THE TASK
Draw out every line with the word "color" from the listing below.

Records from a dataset
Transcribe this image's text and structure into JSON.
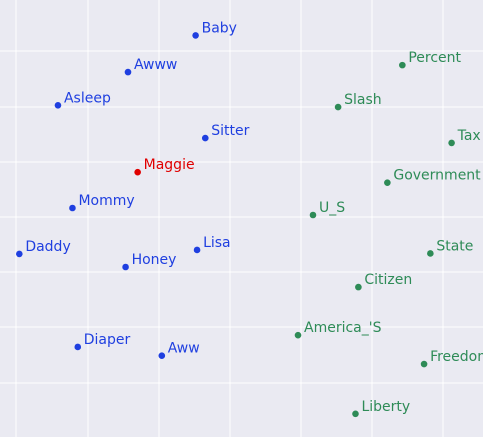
{
  "chart_data": {
    "type": "scatter",
    "grid": true,
    "legend": "none",
    "xlim": [
      0,
      100
    ],
    "ylim": [
      0,
      100
    ],
    "series": [
      {
        "color": "#1f3fe0",
        "points": [
          {
            "label": "Baby",
            "x": 40.5,
            "y": 91.9
          },
          {
            "label": "Awww",
            "x": 26.5,
            "y": 83.5
          },
          {
            "label": "Asleep",
            "x": 12.0,
            "y": 75.9
          },
          {
            "label": "Sitter",
            "x": 42.5,
            "y": 68.4
          },
          {
            "label": "Mommy",
            "x": 15.0,
            "y": 52.4
          },
          {
            "label": "Daddy",
            "x": 4.0,
            "y": 41.9
          },
          {
            "label": "Honey",
            "x": 26.0,
            "y": 38.9
          },
          {
            "label": "Lisa",
            "x": 40.8,
            "y": 42.8
          },
          {
            "label": "Diaper",
            "x": 16.1,
            "y": 20.6
          },
          {
            "label": "Aww",
            "x": 33.5,
            "y": 18.6
          }
        ]
      },
      {
        "color": "#e00000",
        "points": [
          {
            "label": "Maggie",
            "x": 28.5,
            "y": 60.6
          }
        ]
      },
      {
        "color": "#2e8b57",
        "points": [
          {
            "label": "Percent",
            "x": 83.3,
            "y": 85.1
          },
          {
            "label": "Slash",
            "x": 70.0,
            "y": 75.5
          },
          {
            "label": "Tax",
            "x": 93.5,
            "y": 67.3
          },
          {
            "label": "Government",
            "x": 80.2,
            "y": 58.2
          },
          {
            "label": "U_S",
            "x": 64.8,
            "y": 50.8
          },
          {
            "label": "State",
            "x": 89.1,
            "y": 42.0
          },
          {
            "label": "Citizen",
            "x": 74.2,
            "y": 34.3
          },
          {
            "label": "America_'S",
            "x": 61.7,
            "y": 23.3
          },
          {
            "label": "Freedom",
            "x": 87.8,
            "y": 16.7
          },
          {
            "label": "Liberty",
            "x": 73.6,
            "y": 5.3
          }
        ]
      }
    ]
  }
}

EXERCISE RESULT
        "color": "#1f3fe0",
        "color": "#e00000",
        "color": "#2e8b57",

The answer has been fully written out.